* Start Data entries *

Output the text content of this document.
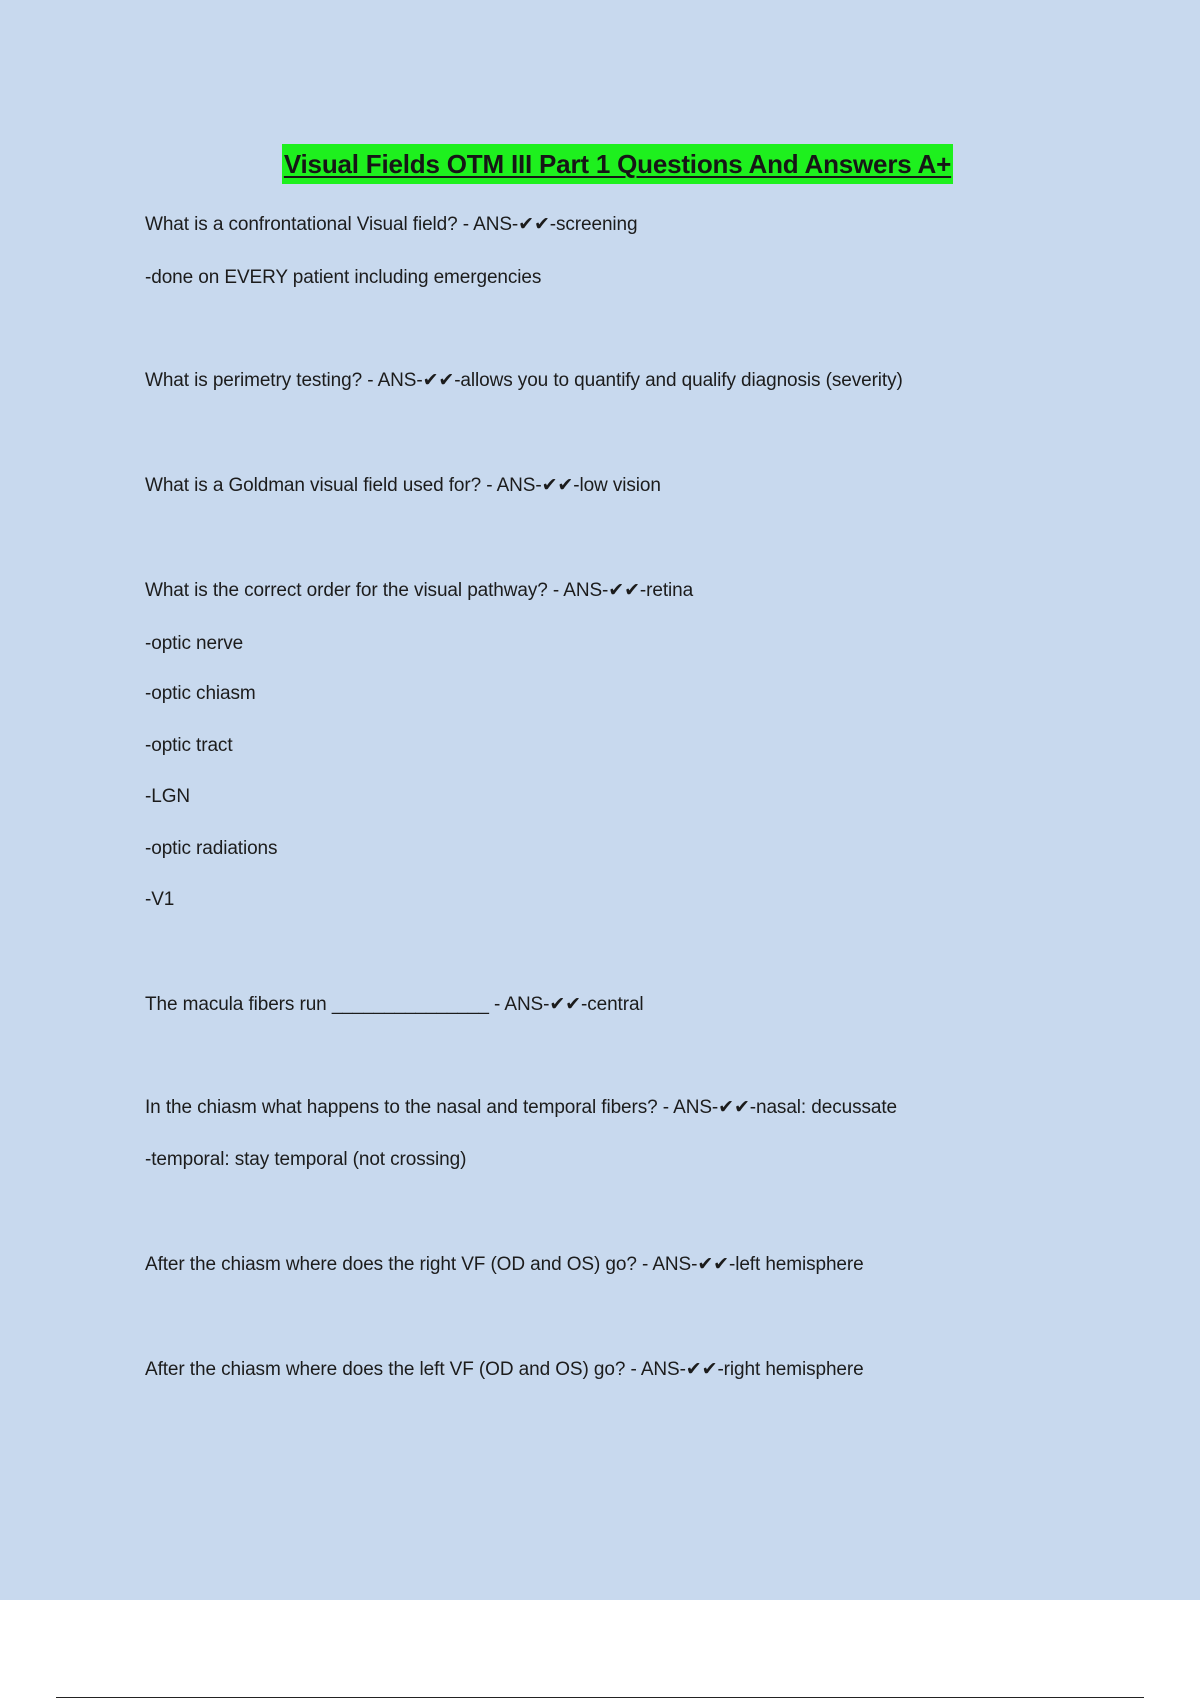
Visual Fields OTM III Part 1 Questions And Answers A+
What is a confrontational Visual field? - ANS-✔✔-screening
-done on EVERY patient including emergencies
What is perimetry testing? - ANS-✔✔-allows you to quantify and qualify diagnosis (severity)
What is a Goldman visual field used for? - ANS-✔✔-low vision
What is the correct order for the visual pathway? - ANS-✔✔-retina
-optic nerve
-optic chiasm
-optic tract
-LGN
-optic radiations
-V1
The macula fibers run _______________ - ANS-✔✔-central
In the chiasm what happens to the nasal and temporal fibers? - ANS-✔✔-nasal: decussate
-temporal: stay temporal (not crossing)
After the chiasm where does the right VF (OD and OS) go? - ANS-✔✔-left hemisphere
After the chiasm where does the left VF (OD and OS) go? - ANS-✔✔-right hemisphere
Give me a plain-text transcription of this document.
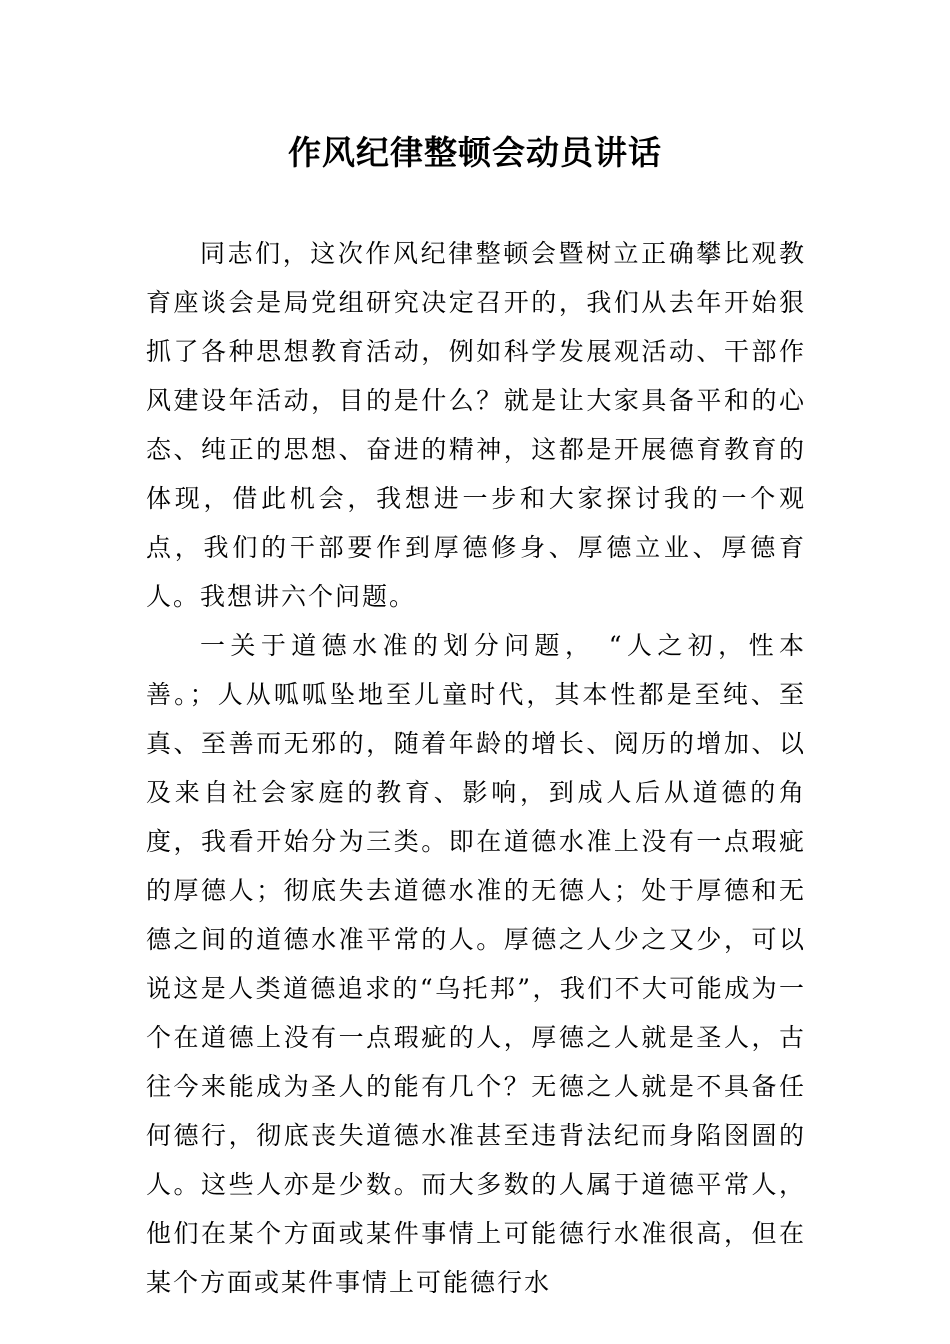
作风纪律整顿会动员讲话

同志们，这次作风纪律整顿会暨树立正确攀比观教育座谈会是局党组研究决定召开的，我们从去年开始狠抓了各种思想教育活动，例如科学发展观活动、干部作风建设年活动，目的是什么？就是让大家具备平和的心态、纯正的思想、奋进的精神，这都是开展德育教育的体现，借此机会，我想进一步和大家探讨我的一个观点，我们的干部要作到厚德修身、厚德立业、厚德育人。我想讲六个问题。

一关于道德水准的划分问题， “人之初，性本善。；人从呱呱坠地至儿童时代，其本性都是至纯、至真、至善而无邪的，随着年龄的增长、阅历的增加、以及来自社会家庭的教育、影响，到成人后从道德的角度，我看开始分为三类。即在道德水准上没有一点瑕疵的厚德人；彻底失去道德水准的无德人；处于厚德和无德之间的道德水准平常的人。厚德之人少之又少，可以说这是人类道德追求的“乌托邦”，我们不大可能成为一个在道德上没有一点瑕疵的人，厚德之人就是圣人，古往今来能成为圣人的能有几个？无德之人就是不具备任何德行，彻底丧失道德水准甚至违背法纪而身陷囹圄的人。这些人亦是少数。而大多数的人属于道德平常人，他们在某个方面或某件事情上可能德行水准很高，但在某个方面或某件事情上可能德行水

* End Data entries *

Task prompt
Leave the pictures out and write out every entry exactly as given.

Correct answer
Output the text content of this document.
Visual Fields OTM III Part 1 Questions And Answers A+
What is a confrontational Visual field? - ANS-✔✔-screening
-done on EVERY patient including emergencies
What is perimetry testing? - ANS-✔✔-allows you to quantify and qualify diagnosis (severity)
What is a Goldman visual field used for? - ANS-✔✔-low vision
What is the correct order for the visual pathway? - ANS-✔✔-retina
-optic nerve
-optic chiasm
-optic tract
-LGN
-optic radiations
-V1
The macula fibers run _______________ - ANS-✔✔-central
In the chiasm what happens to the nasal and temporal fibers? - ANS-✔✔-nasal: decussate
-temporal: stay temporal (not crossing)
After the chiasm where does the right VF (OD and OS) go? - ANS-✔✔-left hemisphere
After the chiasm where does the left VF (OD and OS) go? - ANS-✔✔-right hemisphere
Give me a plain-text transcription of this document.
作风纪律整顿会动员讲话

同志们，这次作风纪律整顿会暨树立正确攀比观教育座谈会是局党组研究决定召开的，我们从去年开始狠抓了各种思想教育活动，例如科学发展观活动、干部作风建设年活动，目的是什么？就是让大家具备平和的心态、纯正的思想、奋进的精神，这都是开展德育教育的体现，借此机会，我想进一步和大家探讨我的一个观点，我们的干部要作到厚德修身、厚德立业、厚德育人。我想讲六个问题。

一关于道德水准的划分问题， “人之初，性本善。；人从呱呱坠地至儿童时代，其本性都是至纯、至真、至善而无邪的，随着年龄的增长、阅历的增加、以及来自社会家庭的教育、影响，到成人后从道德的角度，我看开始分为三类。即在道德水准上没有一点瑕疵的厚德人；彻底失去道德水准的无德人；处于厚德和无德之间的道德水准平常的人。厚德之人少之又少，可以说这是人类道德追求的“乌托邦”，我们不大可能成为一个在道德上没有一点瑕疵的人，厚德之人就是圣人，古往今来能成为圣人的能有几个？无德之人就是不具备任何德行，彻底丧失道德水准甚至违背法纪而身陷囹圄的人。这些人亦是少数。而大多数的人属于道德平常人，他们在某个方面或某件事情上可能德行水准很高，但在某个方面或某件事情上可能德行水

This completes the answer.